---------- RECORDS FOR THIS TASK ----------

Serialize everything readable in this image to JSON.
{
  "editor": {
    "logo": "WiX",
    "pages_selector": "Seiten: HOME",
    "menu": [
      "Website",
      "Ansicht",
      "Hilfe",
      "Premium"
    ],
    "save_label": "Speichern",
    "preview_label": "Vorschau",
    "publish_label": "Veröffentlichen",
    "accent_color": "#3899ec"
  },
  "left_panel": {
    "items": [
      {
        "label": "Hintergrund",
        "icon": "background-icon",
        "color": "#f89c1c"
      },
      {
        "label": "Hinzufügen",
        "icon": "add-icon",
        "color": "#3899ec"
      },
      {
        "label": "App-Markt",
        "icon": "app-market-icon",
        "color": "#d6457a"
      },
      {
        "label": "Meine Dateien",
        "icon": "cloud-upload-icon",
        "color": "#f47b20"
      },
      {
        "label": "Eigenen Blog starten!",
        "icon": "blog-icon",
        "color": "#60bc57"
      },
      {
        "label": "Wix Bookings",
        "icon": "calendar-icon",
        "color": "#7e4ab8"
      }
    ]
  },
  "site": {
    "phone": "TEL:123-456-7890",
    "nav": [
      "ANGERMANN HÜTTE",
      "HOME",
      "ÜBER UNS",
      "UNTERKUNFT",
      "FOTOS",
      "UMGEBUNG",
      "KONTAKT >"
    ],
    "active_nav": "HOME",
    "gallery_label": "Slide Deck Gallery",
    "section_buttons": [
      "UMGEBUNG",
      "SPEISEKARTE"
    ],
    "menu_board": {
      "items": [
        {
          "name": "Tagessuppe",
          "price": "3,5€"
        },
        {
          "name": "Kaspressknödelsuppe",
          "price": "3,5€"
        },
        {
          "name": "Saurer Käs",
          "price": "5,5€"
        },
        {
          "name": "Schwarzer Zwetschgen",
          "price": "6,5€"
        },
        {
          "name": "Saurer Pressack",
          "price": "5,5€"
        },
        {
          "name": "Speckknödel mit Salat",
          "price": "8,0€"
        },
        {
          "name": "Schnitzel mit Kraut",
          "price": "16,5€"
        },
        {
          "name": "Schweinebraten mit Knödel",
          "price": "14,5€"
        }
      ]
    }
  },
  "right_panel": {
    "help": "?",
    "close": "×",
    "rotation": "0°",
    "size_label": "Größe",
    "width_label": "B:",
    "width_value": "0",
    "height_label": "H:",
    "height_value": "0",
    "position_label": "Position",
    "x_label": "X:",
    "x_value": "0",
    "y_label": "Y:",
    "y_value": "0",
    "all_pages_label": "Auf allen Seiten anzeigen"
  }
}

----------

**OBJECTIVE:**
Every line of the records above needs to be given again exactly.

**WRITTEN RESPONSE:**
Serialize everything readable in this image to JSON.
{
  "editor": {
    "logo": "WiX",
    "pages_selector": "Seiten: HOME",
    "menu": [
      "Website",
      "Ansicht",
      "Hilfe",
      "Premium"
    ],
    "save_label": "Speichern",
    "preview_label": "Vorschau",
    "publish_label": "Veröffentlichen",
    "accent_color": "#3899ec"
  },
  "left_panel": {
    "items": [
      {
        "label": "Hintergrund",
        "icon": "background-icon",
        "color": "#f89c1c"
      },
      {
        "label": "Hinzufügen",
        "icon": "add-icon",
        "color": "#3899ec"
      },
      {
        "label": "App-Markt",
        "icon": "app-market-icon",
        "color": "#d6457a"
      },
      {
        "label": "Meine Dateien",
        "icon": "cloud-upload-icon",
        "color": "#f47b20"
      },
      {
        "label": "Eigenen Blog starten!",
        "icon": "blog-icon",
        "color": "#60bc57"
      },
      {
        "label": "Wix Bookings",
        "icon": "calendar-icon",
        "color": "#7e4ab8"
      }
    ]
  },
  "site": {
    "phone": "TEL:123-456-7890",
    "nav": [
      "ANGERMANN HÜTTE",
      "HOME",
      "ÜBER UNS",
      "UNTERKUNFT",
      "FOTOS",
      "UMGEBUNG",
      "KONTAKT >"
    ],
    "active_nav": "HOME",
    "gallery_label": "Slide Deck Gallery",
    "section_buttons": [
      "UMGEBUNG",
      "SPEISEKARTE"
    ],
    "menu_board": {
      "items": [
        {
          "name": "Tagessuppe",
          "price": "3,5€"
        },
        {
          "name": "Kaspressknödelsuppe",
          "price": "3,5€"
        },
        {
          "name": "Saurer Käs",
          "price": "5,5€"
        },
        {
          "name": "Schwarzer Zwetschgen",
          "price": "6,5€"
        },
        {
          "name": "Saurer Pressack",
          "price": "5,5€"
        },
        {
          "name": "Speckknödel mit Salat",
          "price": "8,0€"
        },
        {
          "name": "Schnitzel mit Kraut",
          "price": "16,5€"
        },
        {
          "name": "Schweinebraten mit Knödel",
          "price": "14,5€"
        }
      ]
    }
  },
  "right_panel": {
    "help": "?",
    "close": "×",
    "rotation": "0°",
    "size_label": "Größe",
    "width_label": "B:",
    "width_value": "0",
    "height_label": "H:",
    "height_value": "0",
    "position_label": "Position",
    "x_label": "X:",
    "x_value": "0",
    "y_label": "Y:",
    "y_value": "0",
    "all_pages_label": "Auf allen Seiten anzeigen"
  }
}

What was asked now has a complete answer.